- **TASK DETAILS**
Your task is to copy every line of this material exactly.

__________________________________________________

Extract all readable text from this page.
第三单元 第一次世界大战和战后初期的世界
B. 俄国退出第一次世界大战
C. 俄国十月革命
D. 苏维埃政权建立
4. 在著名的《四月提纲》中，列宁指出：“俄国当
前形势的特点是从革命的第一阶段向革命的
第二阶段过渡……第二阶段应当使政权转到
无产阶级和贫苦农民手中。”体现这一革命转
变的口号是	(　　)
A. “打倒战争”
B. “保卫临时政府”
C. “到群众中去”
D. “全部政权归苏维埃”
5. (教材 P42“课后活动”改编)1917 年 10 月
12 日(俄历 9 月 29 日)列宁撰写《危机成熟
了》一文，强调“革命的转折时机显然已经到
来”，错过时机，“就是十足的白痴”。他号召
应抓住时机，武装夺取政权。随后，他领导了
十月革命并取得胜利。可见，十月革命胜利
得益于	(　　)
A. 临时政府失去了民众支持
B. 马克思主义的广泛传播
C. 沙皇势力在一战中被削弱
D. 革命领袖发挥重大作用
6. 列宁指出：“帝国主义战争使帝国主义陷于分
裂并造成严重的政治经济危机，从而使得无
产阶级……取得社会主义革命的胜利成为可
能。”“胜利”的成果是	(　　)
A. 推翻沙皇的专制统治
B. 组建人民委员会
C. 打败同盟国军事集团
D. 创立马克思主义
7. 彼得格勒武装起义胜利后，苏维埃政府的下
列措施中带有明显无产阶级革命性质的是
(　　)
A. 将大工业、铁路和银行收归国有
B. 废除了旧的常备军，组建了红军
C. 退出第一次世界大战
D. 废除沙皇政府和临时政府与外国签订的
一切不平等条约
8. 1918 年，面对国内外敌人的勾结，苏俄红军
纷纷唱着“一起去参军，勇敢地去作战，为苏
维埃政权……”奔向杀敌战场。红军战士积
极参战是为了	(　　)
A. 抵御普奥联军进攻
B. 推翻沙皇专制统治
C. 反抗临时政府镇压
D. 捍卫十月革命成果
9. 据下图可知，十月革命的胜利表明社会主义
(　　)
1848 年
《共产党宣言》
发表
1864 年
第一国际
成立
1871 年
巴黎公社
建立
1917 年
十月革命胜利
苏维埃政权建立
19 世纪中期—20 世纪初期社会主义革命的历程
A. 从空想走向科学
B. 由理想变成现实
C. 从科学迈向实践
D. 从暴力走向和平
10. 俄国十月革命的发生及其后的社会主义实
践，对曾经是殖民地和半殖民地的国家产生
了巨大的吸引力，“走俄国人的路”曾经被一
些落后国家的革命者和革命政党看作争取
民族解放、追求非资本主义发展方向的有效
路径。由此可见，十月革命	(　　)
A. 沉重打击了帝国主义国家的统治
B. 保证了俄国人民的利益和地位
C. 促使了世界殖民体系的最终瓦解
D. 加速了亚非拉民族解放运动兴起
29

__________________________________________________

- **REPLY**
Extract all readable text from this page.
第三单元 第一次世界大战和战后初期的世界
B. 俄国退出第一次世界大战
C. 俄国十月革命
D. 苏维埃政权建立
4. 在著名的《四月提纲》中，列宁指出：“俄国当
前形势的特点是从革命的第一阶段向革命的
第二阶段过渡……第二阶段应当使政权转到
无产阶级和贫苦农民手中。”体现这一革命转
变的口号是	(　　)
A. “打倒战争”
B. “保卫临时政府”
C. “到群众中去”
D. “全部政权归苏维埃”
5. (教材 P42“课后活动”改编)1917 年 10 月
12 日(俄历 9 月 29 日)列宁撰写《危机成熟
了》一文，强调“革命的转折时机显然已经到
来”，错过时机，“就是十足的白痴”。他号召
应抓住时机，武装夺取政权。随后，他领导了
十月革命并取得胜利。可见，十月革命胜利
得益于	(　　)
A. 临时政府失去了民众支持
B. 马克思主义的广泛传播
C. 沙皇势力在一战中被削弱
D. 革命领袖发挥重大作用
6. 列宁指出：“帝国主义战争使帝国主义陷于分
裂并造成严重的政治经济危机，从而使得无
产阶级……取得社会主义革命的胜利成为可
能。”“胜利”的成果是	(　　)
A. 推翻沙皇的专制统治
B. 组建人民委员会
C. 打败同盟国军事集团
D. 创立马克思主义
7. 彼得格勒武装起义胜利后，苏维埃政府的下
列措施中带有明显无产阶级革命性质的是
(　　)
A. 将大工业、铁路和银行收归国有
B. 废除了旧的常备军，组建了红军
C. 退出第一次世界大战
D. 废除沙皇政府和临时政府与外国签订的
一切不平等条约
8. 1918 年，面对国内外敌人的勾结，苏俄红军
纷纷唱着“一起去参军，勇敢地去作战，为苏
维埃政权……”奔向杀敌战场。红军战士积
极参战是为了	(　　)
A. 抵御普奥联军进攻
B. 推翻沙皇专制统治
C. 反抗临时政府镇压
D. 捍卫十月革命成果
9. 据下图可知，十月革命的胜利表明社会主义
(　　)
1848 年
《共产党宣言》
发表
1864 年
第一国际
成立
1871 年
巴黎公社
建立
1917 年
十月革命胜利
苏维埃政权建立
19 世纪中期—20 世纪初期社会主义革命的历程
A. 从空想走向科学
B. 由理想变成现实
C. 从科学迈向实践
D. 从暴力走向和平
10. 俄国十月革命的发生及其后的社会主义实
践，对曾经是殖民地和半殖民地的国家产生
了巨大的吸引力，“走俄国人的路”曾经被一
些落后国家的革命者和革命政党看作争取
民族解放、追求非资本主义发展方向的有效
路径。由此可见，十月革命	(　　)
A. 沉重打击了帝国主义国家的统治
B. 保证了俄国人民的利益和地位
C. 促使了世界殖民体系的最终瓦解
D. 加速了亚非拉民族解放运动兴起
29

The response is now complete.